> **Page excerpt**
A guide to client acquisition for Financial Advisors
Ask any in-demand advisor how they accomplished success and they’ll share that they didn’t rely on luck to grow their sales and book of business. Instead, they invested in a clear client attraction system and marketing strategy before jumping into tactics.
The truth is, there’s no one-size-fits-all financial advisor marketing system that works for everyone. Every decision you make should (rightfully) be first and foremost about your business and your clients.
So how can you design the right client acquisition strategy, tailored to your unique business, and pinpoint your best tactics?
Here’s my step-by-step guide to help Financial Advisors create a solid strategy and client attraction system.
Chapter 1: Why you need a strategy to grow your conversions
What is a conversion strategy?
A strategy is a mental shortcut that helps you develop your approach to accomplish a certain goal.
Your conversion strategy is your sales funnel – how you’ll attract leads all the way through to the way they become a client. This strategy will naturally look different for every advisor.
Before you start posting or spread yourself too thin showing up everywhere online, you need a clear strategy and objectives to focus your efforts in the right places. Without knowing your strategy (which requires first defining your audience), you can’t determine the marketing tactics that’ll give you the best ROI.
I recommend creating a 1-page marketing plan for clarity on your high-level marketing decisions, as well as a 90-day action plan breaking down your objectives and actions so you know what to do when.
How to create a 1-page marketing plan
Here’s a quick and easy guide to creating your own 1-page marketing plan, so you can make marketing decisions with confidence.
Step 1 – Define your audience
Start by defining your audience — who are they, what do they want, and why will they care about what you have to say?
Your audience profile will impact your strategy. Here, you’ll want to think about:
- Your audience’s demographics
- Their personal characteristics and quirks
- Their motivations and interests
- Their communication and information preferences
- Their challenges and pain points
This will help you decide on the right tone of communication based on your audience’s communication preferences, motivations and interests.
Step 2 – Set a clear SMART objective for your marketing plan
Next, set a clear objective for your wealth advisor marketing plan. What is the end-state you are hoping to achieve?
This goal could be to grow your leads (client attraction), grow your conversions (client acquisition), milestone goals like visibility or engagement. Whatever best aligns with your business goals.
What matters most is that your chosen goal is underpinned by objectives that are SMART. That is, Specific, Measurable, Achievable, Relevant, and Time-Bound.
Step 3 – Develop your strategy
Although people often confuse a strategy with a plan, a strategy is actually quite different. Your strategy is a high level mental shortcut or an approach with some quick directions to follow for making aligned, strategic decisions. It’s a framework to think about how you will accomplish your goals and objectives.
This will be your mental shortcut for making decisions under uncertainty.
In my work with financial advisors, I typically help them pinpoint three key instructions (backed by research into their audience) to anchor their marketing decision-making throughout a 90-day action plan and 6-12 month strategy.

> **Request 1**
In the client acquisition guide, what does SMART stand for?

> **Records shown**
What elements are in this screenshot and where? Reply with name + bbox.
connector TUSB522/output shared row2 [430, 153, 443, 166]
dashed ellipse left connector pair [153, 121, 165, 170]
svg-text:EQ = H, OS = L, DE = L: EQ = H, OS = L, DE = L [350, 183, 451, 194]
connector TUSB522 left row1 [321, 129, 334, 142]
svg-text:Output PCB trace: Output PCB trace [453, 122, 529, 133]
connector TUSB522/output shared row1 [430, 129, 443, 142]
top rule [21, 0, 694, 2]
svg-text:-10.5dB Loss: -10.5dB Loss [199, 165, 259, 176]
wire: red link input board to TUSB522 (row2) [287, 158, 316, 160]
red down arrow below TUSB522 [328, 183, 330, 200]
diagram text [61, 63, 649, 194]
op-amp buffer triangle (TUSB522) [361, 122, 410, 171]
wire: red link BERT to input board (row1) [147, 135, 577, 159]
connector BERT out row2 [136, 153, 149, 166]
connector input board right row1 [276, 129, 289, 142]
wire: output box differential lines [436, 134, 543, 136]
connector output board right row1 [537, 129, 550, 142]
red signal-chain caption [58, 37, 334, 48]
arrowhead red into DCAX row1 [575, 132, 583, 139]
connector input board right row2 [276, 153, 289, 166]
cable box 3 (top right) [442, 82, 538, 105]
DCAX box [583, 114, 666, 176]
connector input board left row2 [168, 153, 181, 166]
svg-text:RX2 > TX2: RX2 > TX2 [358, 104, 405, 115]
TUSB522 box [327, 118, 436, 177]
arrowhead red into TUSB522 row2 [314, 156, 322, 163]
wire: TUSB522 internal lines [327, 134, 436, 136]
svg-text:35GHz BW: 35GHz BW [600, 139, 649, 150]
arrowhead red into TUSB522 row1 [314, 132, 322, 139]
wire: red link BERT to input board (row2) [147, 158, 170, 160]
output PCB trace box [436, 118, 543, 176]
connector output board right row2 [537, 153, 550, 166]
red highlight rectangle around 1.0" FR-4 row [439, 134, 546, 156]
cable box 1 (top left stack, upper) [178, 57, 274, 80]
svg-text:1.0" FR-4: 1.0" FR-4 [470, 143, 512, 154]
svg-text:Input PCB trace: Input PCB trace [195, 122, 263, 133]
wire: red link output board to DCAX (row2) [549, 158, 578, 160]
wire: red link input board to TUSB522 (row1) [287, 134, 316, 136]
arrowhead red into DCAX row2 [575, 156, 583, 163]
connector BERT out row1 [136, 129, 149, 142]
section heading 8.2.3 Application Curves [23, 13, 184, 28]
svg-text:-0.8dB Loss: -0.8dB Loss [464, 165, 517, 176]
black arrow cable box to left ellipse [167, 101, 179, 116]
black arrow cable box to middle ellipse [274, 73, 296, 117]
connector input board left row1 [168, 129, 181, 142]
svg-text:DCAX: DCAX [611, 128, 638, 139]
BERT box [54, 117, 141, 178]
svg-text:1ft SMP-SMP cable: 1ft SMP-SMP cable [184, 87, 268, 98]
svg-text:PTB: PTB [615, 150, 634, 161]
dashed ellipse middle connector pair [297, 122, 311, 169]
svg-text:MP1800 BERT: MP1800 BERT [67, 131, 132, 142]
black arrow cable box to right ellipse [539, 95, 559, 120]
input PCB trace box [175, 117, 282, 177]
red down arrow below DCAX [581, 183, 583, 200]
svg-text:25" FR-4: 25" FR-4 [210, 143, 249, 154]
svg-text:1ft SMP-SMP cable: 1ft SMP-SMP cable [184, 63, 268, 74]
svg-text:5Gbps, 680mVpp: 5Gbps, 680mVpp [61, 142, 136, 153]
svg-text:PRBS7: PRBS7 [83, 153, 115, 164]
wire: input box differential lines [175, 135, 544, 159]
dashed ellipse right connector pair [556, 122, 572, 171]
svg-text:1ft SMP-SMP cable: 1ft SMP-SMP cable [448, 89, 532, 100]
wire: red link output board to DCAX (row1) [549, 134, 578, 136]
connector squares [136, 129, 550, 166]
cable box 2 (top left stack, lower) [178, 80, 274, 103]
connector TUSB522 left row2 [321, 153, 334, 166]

> **Request 2**
Convert the stretch of the records from their start through the line containing "svg-text:RX2 > TX2: RX2" into a JSON list of strings, one string per line, skipping blank lines.

> **Reply 1**
Specific, Measurable, Achievable, Relevant, and Time-Bound.

> **Reply 2**
[
  "What elements are in this screenshot and where? Reply with name + bbox.",
  "connector TUSB522/output shared row2 [430, 153, 443, 166]",
  "dashed ellipse left connector pair [153, 121, 165, 170]",
  "svg-text:EQ = H, OS = L, DE = L: EQ = H, OS = L, DE = L [350, 183, 451, 194]",
  "connector TUSB522 left row1 [321, 129, 334, 142]",
  "svg-text:Output PCB trace: Output PCB trace [453, 122, 529, 133]",
  "connector TUSB522/output shared row1 [430, 129, 443, 142]",
  "top rule [21, 0, 694, 2]",
  "svg-text:-10.5dB Loss: -10.5dB Loss [199, 165, 259, 176]",
  "wire: red link input board to TUSB522 (row2) [287, 158, 316, 160]",
  "red down arrow below TUSB522 [328, 183, 330, 200]",
  "diagram text [61, 63, 649, 194]",
  "op-amp buffer triangle (TUSB522) [361, 122, 410, 171]",
  "wire: red link BERT to input board (row1) [147, 135, 577, 159]",
  "connector BERT out row2 [136, 153, 149, 166]",
  "connector input board right row1 [276, 129, 289, 142]",
  "wire: output box differential lines [436, 134, 543, 136]",
  "connector output board right row1 [537, 129, 550, 142]",
  "red signal-chain caption [58, 37, 334, 48]",
  "arrowhead red into DCAX row1 [575, 132, 583, 139]",
  "connector input board right row2 [276, 153, 289, 166]",
  "cable box 3 (top right) [442, 82, 538, 105]",
  "DCAX box [583, 114, 666, 176]",
  "connector input board left row2 [168, 153, 181, 166]",
  "svg-text:RX2 > TX2: RX2 > TX2 [358, 104, 405, 115]"
]